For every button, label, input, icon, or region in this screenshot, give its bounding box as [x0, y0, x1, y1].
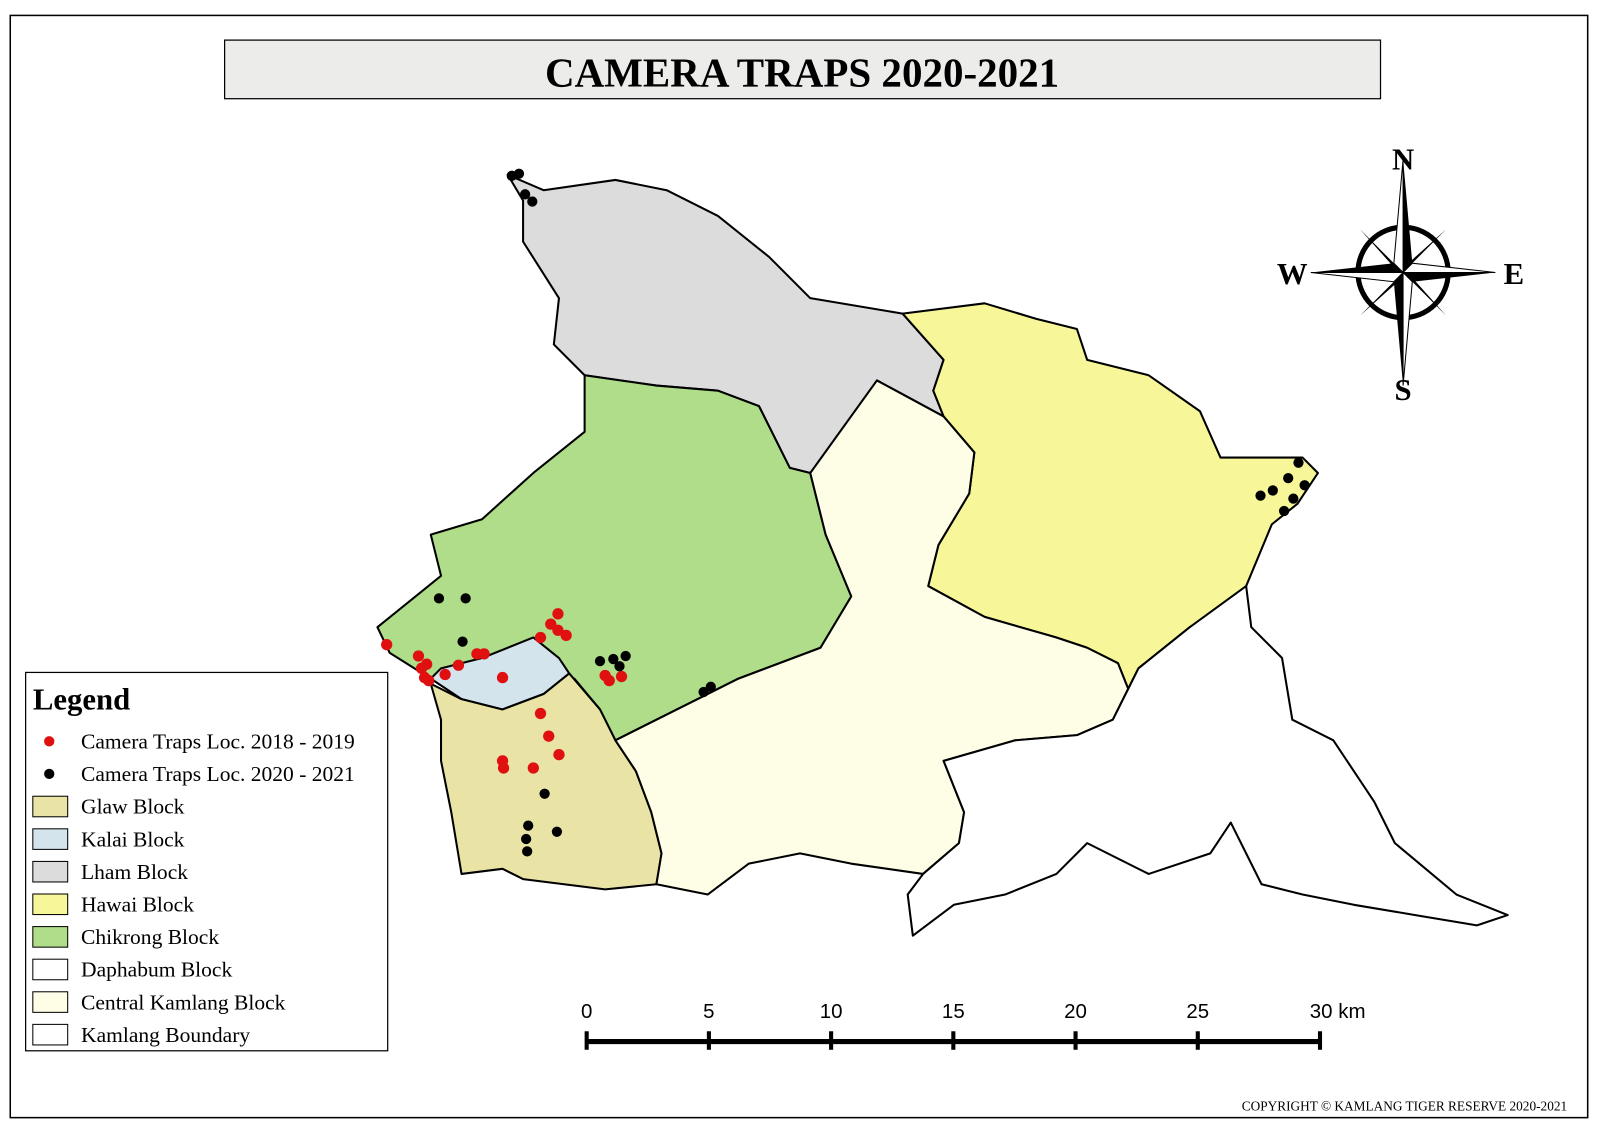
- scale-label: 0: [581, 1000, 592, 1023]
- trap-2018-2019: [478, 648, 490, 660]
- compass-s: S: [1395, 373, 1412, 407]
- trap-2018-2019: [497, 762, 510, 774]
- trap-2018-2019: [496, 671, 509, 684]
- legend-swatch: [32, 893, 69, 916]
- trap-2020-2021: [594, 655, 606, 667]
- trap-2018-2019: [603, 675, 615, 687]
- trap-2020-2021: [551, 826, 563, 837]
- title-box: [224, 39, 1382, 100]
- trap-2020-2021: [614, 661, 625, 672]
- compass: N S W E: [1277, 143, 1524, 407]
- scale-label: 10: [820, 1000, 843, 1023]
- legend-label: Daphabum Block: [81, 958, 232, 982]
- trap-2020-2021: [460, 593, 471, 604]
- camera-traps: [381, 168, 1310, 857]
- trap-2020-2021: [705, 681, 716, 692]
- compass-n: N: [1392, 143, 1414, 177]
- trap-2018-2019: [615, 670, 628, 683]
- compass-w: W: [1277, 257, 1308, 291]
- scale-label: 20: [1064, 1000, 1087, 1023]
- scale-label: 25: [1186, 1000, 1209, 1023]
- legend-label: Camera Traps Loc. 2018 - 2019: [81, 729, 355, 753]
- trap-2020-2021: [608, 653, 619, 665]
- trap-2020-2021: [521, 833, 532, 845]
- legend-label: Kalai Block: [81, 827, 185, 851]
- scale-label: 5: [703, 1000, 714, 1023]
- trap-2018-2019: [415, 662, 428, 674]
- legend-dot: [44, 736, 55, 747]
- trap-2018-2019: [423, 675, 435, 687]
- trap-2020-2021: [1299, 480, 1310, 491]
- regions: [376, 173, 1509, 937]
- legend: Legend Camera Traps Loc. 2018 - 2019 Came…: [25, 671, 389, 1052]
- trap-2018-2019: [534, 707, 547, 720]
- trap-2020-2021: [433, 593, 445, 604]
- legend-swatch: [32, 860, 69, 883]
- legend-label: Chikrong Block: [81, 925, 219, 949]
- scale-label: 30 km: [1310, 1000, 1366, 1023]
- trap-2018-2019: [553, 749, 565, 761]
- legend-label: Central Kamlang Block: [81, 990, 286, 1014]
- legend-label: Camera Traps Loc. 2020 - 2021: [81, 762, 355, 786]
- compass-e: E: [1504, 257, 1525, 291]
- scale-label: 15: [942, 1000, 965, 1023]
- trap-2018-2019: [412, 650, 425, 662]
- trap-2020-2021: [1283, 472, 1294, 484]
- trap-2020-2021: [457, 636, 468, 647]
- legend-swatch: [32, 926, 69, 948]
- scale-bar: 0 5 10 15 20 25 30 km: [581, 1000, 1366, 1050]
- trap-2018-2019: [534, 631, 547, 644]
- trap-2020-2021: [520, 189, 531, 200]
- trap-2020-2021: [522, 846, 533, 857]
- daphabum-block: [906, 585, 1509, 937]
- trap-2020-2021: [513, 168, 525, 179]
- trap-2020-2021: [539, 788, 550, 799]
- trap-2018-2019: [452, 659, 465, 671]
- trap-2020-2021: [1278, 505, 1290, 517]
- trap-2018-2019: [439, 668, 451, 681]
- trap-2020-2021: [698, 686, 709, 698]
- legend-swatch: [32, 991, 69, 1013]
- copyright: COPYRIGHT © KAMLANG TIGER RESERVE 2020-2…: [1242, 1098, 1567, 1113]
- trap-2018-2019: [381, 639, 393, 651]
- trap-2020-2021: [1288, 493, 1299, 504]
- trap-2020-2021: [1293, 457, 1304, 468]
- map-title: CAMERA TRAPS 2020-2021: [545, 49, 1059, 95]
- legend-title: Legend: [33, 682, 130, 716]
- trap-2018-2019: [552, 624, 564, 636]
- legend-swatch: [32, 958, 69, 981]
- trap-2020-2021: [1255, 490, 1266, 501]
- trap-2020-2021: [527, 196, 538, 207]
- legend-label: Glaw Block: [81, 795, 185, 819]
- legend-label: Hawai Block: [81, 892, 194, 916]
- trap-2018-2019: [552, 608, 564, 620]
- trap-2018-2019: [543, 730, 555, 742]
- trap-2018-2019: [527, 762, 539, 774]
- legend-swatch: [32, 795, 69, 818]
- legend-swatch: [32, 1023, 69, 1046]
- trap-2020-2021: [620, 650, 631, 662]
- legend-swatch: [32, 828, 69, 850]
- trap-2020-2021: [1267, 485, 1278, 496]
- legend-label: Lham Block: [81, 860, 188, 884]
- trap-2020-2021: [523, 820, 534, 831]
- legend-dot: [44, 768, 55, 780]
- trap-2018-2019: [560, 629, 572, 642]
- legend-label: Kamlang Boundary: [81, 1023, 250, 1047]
--
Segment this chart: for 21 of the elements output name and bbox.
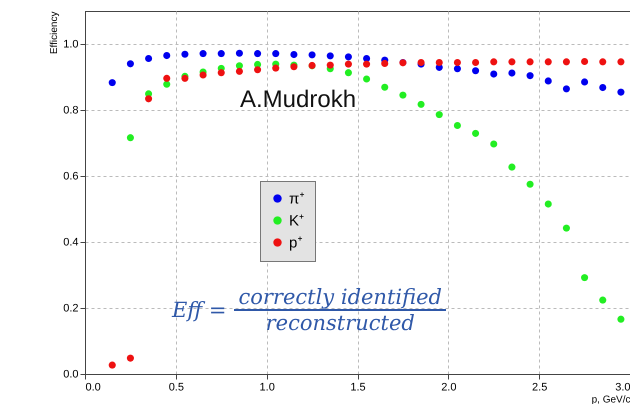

= Exercise task =
List every line in the items above that contains the string "this".

= Result =
For every button, label, input, icon, or region in this screenshot, give its bounding box as [x0, y0, x1, y1].
Segment this chart: for 21 of the elements output name and bbox.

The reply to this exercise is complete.